[BEGIN]
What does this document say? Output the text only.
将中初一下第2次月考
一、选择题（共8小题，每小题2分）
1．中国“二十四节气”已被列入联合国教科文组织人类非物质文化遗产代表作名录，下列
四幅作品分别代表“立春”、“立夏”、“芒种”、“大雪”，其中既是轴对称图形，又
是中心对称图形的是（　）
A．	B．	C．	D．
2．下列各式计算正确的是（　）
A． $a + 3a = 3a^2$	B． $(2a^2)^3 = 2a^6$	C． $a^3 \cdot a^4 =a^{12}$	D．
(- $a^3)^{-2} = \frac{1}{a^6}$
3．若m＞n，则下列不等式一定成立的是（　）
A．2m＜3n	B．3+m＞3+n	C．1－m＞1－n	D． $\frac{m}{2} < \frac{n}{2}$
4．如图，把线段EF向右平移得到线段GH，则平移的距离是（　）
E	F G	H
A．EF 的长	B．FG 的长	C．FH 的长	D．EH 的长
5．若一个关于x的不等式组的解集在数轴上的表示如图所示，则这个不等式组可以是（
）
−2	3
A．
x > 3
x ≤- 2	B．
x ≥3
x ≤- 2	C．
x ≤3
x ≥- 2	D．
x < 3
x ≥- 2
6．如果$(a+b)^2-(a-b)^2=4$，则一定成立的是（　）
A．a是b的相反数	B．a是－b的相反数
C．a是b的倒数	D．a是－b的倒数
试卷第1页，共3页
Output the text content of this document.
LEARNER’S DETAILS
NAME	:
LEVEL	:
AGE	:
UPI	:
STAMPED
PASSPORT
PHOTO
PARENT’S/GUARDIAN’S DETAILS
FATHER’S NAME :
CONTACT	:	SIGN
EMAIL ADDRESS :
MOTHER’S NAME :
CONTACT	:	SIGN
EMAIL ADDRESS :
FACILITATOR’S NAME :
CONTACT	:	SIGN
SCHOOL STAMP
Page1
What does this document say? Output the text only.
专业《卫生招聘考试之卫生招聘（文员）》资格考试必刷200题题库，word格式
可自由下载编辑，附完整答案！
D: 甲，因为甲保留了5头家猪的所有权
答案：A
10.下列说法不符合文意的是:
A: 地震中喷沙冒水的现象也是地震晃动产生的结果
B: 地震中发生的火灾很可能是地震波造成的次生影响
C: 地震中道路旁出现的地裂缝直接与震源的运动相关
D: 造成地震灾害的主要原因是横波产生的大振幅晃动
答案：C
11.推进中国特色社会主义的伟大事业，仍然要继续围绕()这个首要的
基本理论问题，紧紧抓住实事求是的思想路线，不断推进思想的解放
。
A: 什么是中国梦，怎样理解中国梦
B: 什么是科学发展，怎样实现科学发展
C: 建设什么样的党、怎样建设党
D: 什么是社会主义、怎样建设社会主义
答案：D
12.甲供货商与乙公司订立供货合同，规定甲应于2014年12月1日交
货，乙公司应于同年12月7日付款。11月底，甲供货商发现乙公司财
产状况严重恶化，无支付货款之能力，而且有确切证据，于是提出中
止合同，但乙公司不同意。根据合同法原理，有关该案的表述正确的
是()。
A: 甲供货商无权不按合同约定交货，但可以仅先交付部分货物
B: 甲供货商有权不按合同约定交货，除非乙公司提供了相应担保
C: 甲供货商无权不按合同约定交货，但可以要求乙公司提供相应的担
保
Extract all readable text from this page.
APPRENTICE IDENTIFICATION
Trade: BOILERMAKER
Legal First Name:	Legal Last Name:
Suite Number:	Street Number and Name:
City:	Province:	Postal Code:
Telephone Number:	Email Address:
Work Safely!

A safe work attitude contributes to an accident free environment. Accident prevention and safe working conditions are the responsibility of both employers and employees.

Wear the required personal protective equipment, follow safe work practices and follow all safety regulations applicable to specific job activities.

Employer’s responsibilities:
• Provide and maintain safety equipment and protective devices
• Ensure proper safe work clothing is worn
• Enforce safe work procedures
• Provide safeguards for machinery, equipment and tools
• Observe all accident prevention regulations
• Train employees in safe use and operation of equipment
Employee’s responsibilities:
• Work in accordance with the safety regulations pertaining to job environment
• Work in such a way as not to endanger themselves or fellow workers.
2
[END]
Extract from the data every line where "DETAILS" shows up.

Answer below =>
LEARNER’S DETAILS
PARENT’S/GUARDIAN’S DETAILS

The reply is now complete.